Так, мы встречались уже пять лет – я училась и подрабатывала на кафедре, а он работал и периодически вытаскивал меня из библиотеки на разные политические приемы и знакомил с людьми. Официальное закрепление наших отношений мы планировали на окончание моей учебы в 2018 году. Этому, к счастью, не суждено было случиться.
Итак, я написала то роковое письмо и даже добилась его отправки адресату. Когда, наконец, мне дали доступ к телефону, через пару недель после моего ареста, я смогла дозвониться Полу и нам даже разрешили свидание. В тюрьме это позволялось один раз в неделю по специальному разрешению, в моем случае – начальника тюрьмы. Встреча была ограничена одним часом по понедельникам. Нам разрешалось сидеть друг напротив друга через стол и разговаривать под бдительным наблюдением нескольких охранников. Пол отказался от моего предложения «жить своей жизнью» и делал все, чтобы поддержать меня и моих родителей в сложившейся ситуации. Из наших телефонных разговоров и еженедельных встреч я знала, что он страдает, ему очень тяжело – он плохо спал и почти не ел, нередко плакал в трубку. От этого, признаюсь, становилось совсем тошно – я чувствовала себя пусть и невольным, но разрушителем жизней многих близких мне людей.

# [Ваше задание]
Перепишите отрывок исходного текста, начиная со слов «Так, мы встречались» и заканчивая словами «суждено было случиться.», и замените в нём «кафедре» на «факультете».

# [Список данных]
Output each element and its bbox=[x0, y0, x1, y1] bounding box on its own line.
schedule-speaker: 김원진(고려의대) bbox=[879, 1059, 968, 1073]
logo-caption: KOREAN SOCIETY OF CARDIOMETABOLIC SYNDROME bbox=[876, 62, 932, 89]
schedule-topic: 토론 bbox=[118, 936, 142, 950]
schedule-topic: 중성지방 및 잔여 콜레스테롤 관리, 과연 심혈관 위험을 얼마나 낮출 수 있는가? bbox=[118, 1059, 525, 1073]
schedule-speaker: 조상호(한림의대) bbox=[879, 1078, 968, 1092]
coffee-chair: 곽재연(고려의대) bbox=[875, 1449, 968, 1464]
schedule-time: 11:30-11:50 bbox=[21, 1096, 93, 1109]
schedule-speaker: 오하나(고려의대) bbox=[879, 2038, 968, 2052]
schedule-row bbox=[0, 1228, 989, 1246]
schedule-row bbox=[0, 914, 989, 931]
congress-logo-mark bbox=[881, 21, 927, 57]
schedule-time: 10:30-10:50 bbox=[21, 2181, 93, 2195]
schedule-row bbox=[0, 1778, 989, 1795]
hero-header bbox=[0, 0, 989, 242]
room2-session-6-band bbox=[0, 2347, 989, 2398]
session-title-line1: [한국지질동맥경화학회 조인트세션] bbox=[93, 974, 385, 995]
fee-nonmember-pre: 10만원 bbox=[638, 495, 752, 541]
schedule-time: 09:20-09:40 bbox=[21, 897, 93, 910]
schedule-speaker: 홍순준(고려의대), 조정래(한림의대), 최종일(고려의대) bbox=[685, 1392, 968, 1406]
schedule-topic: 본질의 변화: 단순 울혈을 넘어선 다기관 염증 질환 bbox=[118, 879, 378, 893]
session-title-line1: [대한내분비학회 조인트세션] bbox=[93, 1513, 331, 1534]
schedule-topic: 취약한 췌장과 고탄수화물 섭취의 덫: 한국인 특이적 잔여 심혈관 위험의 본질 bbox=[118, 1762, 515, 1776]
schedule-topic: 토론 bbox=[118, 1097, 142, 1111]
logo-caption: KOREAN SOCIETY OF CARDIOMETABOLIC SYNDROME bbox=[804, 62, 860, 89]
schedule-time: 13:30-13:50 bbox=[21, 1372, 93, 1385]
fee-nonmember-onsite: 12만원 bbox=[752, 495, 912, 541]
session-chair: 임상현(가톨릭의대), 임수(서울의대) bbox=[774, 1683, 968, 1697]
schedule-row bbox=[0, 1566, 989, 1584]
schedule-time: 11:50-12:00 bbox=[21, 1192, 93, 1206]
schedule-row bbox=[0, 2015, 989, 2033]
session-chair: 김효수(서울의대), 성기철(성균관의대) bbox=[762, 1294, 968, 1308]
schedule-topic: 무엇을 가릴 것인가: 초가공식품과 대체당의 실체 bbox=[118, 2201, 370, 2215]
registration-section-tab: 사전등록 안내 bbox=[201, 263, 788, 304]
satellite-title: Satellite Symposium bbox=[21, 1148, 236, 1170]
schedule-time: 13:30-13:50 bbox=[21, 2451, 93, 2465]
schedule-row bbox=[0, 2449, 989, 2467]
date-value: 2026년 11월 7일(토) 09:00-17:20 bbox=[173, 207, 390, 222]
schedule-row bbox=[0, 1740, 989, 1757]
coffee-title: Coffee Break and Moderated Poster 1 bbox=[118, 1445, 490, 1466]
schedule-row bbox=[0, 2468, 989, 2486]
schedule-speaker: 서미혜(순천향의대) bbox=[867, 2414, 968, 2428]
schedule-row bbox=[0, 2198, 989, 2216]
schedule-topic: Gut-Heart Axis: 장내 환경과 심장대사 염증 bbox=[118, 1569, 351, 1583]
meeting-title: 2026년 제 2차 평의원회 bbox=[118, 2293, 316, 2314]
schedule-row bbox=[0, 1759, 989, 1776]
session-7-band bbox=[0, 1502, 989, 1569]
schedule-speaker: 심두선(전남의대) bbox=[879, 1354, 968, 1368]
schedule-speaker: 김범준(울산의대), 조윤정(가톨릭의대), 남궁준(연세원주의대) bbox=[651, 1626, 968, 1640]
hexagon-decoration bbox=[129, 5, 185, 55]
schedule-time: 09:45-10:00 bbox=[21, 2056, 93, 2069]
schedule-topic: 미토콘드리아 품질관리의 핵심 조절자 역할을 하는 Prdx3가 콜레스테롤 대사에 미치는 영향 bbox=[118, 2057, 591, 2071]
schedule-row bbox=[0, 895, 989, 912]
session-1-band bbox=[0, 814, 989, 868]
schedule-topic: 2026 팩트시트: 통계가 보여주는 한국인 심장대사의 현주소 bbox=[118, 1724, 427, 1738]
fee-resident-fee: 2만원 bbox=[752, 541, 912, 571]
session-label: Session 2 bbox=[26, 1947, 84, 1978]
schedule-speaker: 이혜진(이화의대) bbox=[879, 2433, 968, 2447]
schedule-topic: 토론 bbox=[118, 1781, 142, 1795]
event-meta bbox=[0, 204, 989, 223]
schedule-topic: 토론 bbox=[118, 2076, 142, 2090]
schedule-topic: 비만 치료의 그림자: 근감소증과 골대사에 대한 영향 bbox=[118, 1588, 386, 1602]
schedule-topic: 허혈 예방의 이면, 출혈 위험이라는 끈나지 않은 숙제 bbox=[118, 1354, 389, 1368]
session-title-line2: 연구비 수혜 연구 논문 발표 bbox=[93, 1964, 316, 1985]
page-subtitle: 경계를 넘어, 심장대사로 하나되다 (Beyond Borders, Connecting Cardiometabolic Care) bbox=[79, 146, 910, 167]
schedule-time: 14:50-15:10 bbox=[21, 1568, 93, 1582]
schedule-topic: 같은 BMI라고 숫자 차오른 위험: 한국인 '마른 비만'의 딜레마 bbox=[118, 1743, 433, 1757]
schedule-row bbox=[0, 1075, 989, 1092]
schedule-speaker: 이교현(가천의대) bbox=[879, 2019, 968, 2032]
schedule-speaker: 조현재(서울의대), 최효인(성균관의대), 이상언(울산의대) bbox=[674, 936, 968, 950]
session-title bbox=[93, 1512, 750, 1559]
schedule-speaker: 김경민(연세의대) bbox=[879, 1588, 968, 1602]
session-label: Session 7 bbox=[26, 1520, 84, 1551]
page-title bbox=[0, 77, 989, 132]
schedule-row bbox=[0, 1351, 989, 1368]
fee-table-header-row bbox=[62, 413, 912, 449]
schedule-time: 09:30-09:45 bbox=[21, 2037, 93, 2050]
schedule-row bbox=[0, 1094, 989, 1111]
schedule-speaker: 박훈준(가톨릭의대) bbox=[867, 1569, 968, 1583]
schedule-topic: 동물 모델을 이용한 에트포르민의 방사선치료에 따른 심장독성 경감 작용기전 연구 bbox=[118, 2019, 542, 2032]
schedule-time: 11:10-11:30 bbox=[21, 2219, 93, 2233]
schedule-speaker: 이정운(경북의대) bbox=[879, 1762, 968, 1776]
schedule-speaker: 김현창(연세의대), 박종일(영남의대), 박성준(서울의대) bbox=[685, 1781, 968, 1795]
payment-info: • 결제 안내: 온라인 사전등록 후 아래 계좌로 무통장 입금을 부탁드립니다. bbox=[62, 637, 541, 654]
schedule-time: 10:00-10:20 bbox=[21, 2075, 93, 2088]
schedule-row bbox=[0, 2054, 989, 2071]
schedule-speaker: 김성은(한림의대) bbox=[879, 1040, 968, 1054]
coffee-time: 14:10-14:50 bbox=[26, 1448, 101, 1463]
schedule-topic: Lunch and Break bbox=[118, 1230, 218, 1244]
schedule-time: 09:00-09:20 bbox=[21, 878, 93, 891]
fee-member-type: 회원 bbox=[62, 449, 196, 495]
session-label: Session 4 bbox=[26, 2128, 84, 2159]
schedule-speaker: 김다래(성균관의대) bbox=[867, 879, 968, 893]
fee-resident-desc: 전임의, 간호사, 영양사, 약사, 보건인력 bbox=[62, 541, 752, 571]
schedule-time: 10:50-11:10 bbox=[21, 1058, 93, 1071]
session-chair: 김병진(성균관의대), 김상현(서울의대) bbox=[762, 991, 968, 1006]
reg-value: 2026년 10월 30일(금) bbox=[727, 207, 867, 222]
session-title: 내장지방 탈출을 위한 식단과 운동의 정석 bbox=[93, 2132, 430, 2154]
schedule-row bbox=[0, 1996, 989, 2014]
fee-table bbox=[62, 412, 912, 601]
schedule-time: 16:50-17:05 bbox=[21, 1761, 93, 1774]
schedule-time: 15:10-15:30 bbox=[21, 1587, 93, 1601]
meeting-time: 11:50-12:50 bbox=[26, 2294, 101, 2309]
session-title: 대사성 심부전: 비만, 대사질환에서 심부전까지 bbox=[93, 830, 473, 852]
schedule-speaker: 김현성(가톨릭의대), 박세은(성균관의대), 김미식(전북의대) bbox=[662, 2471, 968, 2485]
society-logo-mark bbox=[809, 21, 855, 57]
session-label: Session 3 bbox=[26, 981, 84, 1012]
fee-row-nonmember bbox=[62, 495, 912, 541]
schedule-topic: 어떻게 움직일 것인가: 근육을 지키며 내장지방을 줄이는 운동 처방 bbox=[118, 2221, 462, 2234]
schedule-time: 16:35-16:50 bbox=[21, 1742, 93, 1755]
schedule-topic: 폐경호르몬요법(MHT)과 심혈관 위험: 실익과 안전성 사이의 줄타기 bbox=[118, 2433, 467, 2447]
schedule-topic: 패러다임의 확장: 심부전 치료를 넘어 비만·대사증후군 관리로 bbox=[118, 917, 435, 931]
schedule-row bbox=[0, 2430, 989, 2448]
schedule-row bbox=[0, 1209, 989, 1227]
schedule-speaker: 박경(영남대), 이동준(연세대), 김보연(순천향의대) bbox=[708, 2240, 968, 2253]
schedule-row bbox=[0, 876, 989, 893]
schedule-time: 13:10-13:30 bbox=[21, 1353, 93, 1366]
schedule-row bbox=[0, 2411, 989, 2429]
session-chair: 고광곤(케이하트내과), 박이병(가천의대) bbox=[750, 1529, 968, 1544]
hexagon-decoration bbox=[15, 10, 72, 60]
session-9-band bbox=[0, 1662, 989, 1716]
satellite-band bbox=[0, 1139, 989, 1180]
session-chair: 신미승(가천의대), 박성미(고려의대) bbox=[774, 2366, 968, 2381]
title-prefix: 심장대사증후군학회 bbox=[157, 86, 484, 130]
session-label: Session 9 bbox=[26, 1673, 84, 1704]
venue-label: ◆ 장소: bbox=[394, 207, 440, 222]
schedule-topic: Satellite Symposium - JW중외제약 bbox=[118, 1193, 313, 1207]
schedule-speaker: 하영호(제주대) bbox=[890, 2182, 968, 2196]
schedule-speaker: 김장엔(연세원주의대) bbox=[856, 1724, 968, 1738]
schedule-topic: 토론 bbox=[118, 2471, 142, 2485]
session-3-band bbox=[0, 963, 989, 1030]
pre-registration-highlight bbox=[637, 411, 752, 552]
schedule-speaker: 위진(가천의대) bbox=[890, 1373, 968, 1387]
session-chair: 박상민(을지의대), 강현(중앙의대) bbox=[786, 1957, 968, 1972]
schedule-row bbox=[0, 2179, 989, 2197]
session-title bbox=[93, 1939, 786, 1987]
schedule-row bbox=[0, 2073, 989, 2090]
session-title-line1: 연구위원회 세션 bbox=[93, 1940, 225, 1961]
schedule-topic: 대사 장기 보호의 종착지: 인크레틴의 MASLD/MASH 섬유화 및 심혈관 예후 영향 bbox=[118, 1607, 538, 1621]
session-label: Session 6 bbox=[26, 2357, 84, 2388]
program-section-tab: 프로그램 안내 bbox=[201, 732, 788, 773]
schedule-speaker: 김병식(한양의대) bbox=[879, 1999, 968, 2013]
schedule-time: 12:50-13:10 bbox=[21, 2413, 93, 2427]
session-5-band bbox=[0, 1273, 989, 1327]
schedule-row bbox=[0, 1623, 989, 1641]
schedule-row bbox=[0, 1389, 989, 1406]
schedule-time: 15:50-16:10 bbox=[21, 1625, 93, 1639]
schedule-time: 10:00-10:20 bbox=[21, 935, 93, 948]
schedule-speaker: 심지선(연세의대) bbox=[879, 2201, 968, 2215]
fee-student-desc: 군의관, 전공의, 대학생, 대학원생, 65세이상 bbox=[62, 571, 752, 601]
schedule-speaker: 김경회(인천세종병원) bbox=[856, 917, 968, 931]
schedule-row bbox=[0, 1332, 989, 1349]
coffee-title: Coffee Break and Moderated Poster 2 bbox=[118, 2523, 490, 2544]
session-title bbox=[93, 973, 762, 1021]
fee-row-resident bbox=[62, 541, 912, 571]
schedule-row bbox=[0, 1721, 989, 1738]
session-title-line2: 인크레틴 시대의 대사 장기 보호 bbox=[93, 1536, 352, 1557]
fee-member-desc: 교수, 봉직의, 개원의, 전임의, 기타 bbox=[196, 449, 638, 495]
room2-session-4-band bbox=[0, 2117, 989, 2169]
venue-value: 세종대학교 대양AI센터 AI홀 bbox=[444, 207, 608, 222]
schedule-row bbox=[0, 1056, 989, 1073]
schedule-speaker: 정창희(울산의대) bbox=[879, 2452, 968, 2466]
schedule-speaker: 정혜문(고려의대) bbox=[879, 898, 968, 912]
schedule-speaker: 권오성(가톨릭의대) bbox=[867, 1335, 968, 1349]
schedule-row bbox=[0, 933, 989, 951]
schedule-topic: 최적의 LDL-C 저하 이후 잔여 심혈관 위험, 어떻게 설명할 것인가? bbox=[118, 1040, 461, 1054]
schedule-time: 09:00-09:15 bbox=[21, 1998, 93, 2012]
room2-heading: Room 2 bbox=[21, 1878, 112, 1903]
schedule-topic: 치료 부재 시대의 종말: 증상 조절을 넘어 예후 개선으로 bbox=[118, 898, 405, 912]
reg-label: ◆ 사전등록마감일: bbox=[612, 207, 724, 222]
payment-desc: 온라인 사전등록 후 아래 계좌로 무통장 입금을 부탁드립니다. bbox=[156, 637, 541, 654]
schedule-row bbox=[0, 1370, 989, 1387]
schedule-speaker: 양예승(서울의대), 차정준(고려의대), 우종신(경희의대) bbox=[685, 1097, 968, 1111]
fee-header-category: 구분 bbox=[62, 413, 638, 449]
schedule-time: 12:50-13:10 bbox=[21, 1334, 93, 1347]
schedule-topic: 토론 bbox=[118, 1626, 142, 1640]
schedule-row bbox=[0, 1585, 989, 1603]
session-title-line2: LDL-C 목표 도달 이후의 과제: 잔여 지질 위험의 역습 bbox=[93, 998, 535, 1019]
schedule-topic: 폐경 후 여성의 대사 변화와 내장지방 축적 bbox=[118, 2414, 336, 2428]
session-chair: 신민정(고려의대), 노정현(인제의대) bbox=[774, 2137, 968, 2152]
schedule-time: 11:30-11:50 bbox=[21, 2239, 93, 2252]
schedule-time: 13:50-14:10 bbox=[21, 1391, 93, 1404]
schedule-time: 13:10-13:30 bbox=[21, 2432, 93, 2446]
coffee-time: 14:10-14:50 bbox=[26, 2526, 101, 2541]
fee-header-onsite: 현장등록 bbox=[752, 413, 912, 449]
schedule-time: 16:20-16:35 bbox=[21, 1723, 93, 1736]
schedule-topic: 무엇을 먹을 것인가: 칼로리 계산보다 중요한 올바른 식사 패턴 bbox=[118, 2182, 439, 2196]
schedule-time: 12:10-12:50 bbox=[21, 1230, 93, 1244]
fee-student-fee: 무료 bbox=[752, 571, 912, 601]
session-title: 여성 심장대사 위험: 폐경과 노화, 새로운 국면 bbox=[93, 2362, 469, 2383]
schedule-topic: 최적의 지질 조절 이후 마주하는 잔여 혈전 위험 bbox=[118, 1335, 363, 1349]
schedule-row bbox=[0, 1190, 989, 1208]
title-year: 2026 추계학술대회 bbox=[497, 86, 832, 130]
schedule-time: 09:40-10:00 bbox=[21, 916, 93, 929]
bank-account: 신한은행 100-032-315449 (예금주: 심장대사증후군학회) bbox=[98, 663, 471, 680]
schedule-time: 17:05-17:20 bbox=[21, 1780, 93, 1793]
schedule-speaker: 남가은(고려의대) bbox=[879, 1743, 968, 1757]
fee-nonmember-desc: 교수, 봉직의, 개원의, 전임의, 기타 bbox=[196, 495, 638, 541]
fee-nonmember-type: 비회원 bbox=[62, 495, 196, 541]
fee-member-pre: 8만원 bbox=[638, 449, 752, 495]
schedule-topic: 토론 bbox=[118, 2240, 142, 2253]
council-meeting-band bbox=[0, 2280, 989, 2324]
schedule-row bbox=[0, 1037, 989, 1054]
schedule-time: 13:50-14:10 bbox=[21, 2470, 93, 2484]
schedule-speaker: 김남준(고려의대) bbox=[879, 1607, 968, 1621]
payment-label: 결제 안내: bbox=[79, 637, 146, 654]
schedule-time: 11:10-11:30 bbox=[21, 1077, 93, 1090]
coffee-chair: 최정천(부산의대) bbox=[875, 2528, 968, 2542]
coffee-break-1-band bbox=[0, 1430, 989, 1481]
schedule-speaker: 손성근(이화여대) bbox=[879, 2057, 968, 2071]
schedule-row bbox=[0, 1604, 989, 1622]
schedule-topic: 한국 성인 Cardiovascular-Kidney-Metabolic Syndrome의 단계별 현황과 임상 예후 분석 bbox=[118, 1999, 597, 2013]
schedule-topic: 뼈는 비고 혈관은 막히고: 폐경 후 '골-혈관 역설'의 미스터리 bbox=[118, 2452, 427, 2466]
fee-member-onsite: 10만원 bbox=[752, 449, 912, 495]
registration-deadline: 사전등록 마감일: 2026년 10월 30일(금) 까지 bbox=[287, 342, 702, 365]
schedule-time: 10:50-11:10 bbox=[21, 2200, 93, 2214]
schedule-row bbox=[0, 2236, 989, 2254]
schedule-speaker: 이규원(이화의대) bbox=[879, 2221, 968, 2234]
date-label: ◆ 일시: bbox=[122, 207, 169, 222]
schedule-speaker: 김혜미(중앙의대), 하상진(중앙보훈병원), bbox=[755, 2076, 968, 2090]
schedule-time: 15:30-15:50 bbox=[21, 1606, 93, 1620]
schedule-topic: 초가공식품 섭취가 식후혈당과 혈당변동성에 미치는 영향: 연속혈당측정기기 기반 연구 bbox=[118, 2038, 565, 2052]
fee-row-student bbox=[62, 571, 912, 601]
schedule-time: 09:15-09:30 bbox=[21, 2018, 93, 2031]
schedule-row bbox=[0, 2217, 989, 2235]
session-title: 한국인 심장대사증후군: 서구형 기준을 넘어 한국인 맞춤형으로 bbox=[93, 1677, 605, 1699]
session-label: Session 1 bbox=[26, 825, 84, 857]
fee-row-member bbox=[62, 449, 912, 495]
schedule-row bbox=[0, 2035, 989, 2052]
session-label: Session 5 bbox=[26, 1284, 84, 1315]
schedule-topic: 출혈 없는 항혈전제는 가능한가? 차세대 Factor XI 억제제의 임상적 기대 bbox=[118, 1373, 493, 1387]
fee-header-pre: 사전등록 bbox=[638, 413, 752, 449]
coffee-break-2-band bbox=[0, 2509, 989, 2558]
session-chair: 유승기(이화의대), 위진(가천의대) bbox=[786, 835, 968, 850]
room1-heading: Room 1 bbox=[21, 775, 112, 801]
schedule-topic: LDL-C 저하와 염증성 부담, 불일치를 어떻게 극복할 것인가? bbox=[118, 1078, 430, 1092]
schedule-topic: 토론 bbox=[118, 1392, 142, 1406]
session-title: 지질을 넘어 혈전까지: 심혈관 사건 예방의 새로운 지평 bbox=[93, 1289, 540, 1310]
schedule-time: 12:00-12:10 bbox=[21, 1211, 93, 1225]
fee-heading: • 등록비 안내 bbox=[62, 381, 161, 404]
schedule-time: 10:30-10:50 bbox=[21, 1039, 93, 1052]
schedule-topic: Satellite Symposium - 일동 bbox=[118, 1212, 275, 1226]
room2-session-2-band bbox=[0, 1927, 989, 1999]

# [Ответ к заданию]
Так, мы встречались уже пять лет – я училась и подрабатывала на факультете, а он работал и периодически вытаскивал меня из библиотеки на разные политические приемы и знакомил с людьми. Официальное закрепление наших отношений мы планировали на окончание моей учебы в 2018 году. Этому, к счастью, не суждено было случиться.